[Start]

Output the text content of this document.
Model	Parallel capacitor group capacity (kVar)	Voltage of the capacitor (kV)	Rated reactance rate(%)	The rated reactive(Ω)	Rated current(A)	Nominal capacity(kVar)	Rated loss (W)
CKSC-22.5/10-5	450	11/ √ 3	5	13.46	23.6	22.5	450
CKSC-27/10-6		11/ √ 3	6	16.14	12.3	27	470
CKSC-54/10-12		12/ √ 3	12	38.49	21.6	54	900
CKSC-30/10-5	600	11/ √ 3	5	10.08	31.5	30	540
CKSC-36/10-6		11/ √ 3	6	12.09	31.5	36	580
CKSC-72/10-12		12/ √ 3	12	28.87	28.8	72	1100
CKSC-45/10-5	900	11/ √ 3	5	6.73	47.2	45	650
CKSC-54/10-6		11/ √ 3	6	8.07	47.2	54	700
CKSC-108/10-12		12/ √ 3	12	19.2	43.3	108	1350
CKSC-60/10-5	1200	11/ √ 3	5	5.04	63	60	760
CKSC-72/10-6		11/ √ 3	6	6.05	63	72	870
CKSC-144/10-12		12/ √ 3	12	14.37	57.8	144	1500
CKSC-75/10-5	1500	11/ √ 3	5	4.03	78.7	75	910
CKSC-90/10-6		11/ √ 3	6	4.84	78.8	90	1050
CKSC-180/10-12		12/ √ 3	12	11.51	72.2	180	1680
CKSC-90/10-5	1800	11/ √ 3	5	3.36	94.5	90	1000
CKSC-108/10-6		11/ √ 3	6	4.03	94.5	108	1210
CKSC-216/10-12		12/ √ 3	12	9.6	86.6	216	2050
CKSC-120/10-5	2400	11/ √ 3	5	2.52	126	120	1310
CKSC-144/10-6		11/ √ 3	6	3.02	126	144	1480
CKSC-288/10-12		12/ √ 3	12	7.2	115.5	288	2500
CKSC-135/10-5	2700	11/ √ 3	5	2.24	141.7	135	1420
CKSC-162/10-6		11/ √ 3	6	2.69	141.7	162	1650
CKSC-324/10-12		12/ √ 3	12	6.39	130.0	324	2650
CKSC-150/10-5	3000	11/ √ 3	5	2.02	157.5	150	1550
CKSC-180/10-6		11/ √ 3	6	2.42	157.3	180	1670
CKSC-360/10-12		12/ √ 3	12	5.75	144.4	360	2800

[End]

Reproduce the complete data exactly as presented above.

Output the text content of this document.
Model	Parallel capacitor group capacity (kVar)	Voltage of the capacitor (kV)	Rated reactance rate(%)	The rated reactive(Ω)	Rated current(A)	Nominal capacity(kVar)	Rated loss (W)
CKSC-22.5/10-5	450	11/ √ 3	5	13.46	23.6	22.5	450
CKSC-27/10-6		11/ √ 3	6	16.14	12.3	27	470
CKSC-54/10-12		12/ √ 3	12	38.49	21.6	54	900
CKSC-30/10-5	600	11/ √ 3	5	10.08	31.5	30	540
CKSC-36/10-6		11/ √ 3	6	12.09	31.5	36	580
CKSC-72/10-12		12/ √ 3	12	28.87	28.8	72	1100
CKSC-45/10-5	900	11/ √ 3	5	6.73	47.2	45	650
CKSC-54/10-6		11/ √ 3	6	8.07	47.2	54	700
CKSC-108/10-12		12/ √ 3	12	19.2	43.3	108	1350
CKSC-60/10-5	1200	11/ √ 3	5	5.04	63	60	760
CKSC-72/10-6		11/ √ 3	6	6.05	63	72	870
CKSC-144/10-12		12/ √ 3	12	14.37	57.8	144	1500
CKSC-75/10-5	1500	11/ √ 3	5	4.03	78.7	75	910
CKSC-90/10-6		11/ √ 3	6	4.84	78.8	90	1050
CKSC-180/10-12		12/ √ 3	12	11.51	72.2	180	1680
CKSC-90/10-5	1800	11/ √ 3	5	3.36	94.5	90	1000
CKSC-108/10-6		11/ √ 3	6	4.03	94.5	108	1210
CKSC-216/10-12		12/ √ 3	12	9.6	86.6	216	2050
CKSC-120/10-5	2400	11/ √ 3	5	2.52	126	120	1310
CKSC-144/10-6		11/ √ 3	6	3.02	126	144	1480
CKSC-288/10-12		12/ √ 3	12	7.2	115.5	288	2500
CKSC-135/10-5	2700	11/ √ 3	5	2.24	141.7	135	1420
CKSC-162/10-6		11/ √ 3	6	2.69	141.7	162	1650
CKSC-324/10-12		12/ √ 3	12	6.39	130.0	324	2650
CKSC-150/10-5	3000	11/ √ 3	5	2.02	157.5	150	1550
CKSC-180/10-6		11/ √ 3	6	2.42	157.3	180	1670
CKSC-360/10-12		12/ √ 3	12	5.75	144.4	360	2800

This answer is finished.